STORED DATA
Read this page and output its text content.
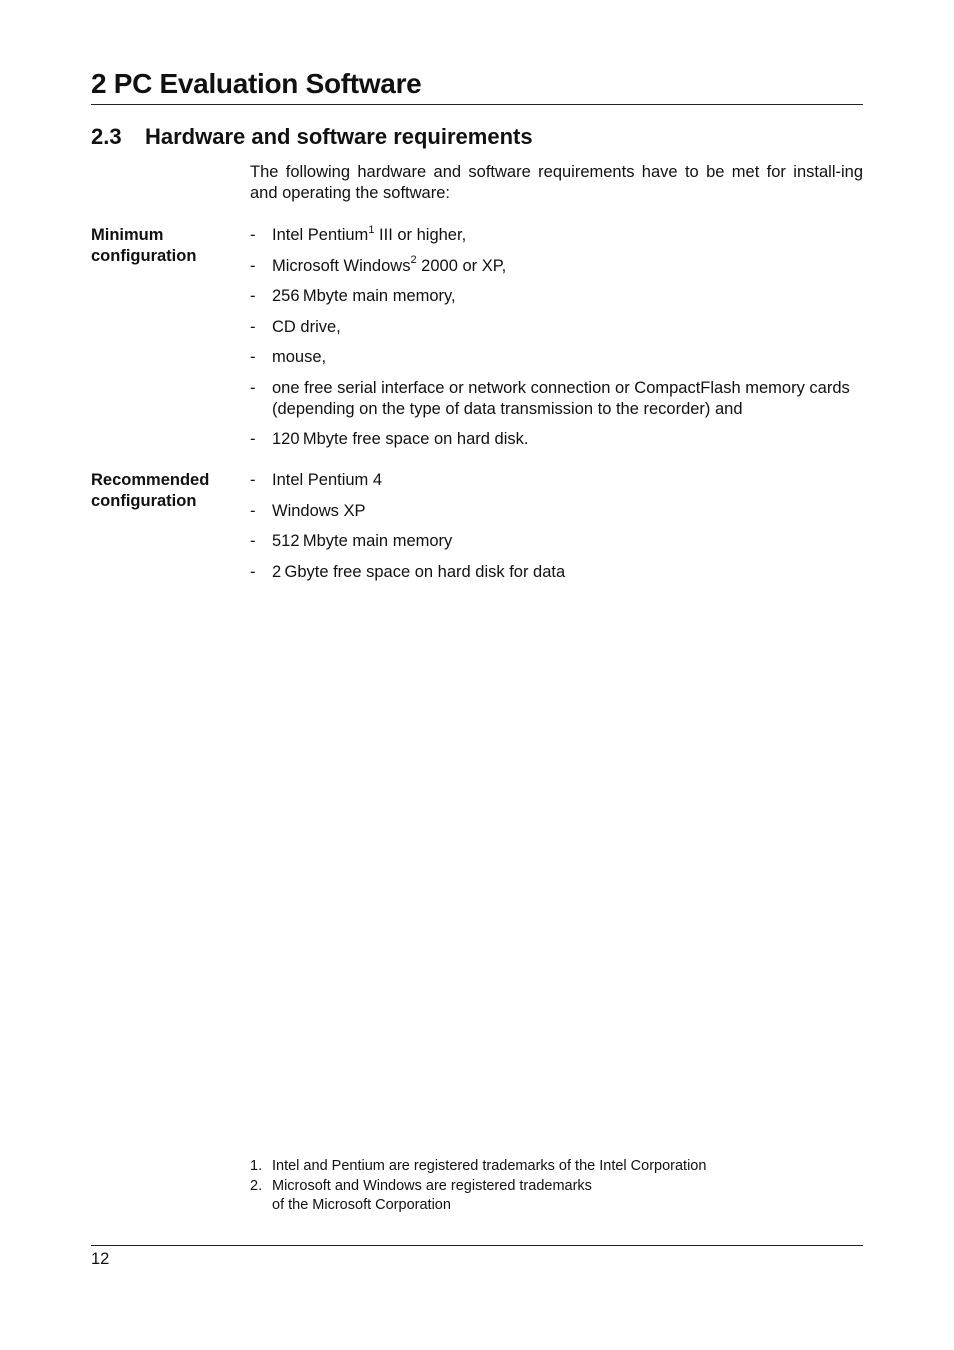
2 PC Evaluation Software
2.3 Hardware and software requirements

The following hardware and software requirements have to be met for install-ing and operating the software:

Minimum
configuration
- Intel Pentium$^1$ III or higher,
- Microsoft Windows$^2$ 2000 or XP,
- 256 Mbyte main memory,
- CD drive,
- mouse,
- one free serial interface or network connection or CompactFlash memory cards (depending on the type of data transmission to the recorder) and
- 120 Mbyte free space on hard disk.
Recommended
configuration
- Intel Pentium 4
- Windows XP
- 512 Mbyte main memory
- 2 Gbyte free space on hard disk for data
1. Intel and Pentium are registered trademarks of the Intel Corporation
2. Microsoft and Windows are registered trademarks
of the Microsoft Corporation

12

GIVEN INSTRUCTION
Show the lines where the word "registered" appears in the entries.

SOLUTION
1. Intel and Pentium are registered trademarks of the Intel Corporation
2. Microsoft and Windows are registered trademarks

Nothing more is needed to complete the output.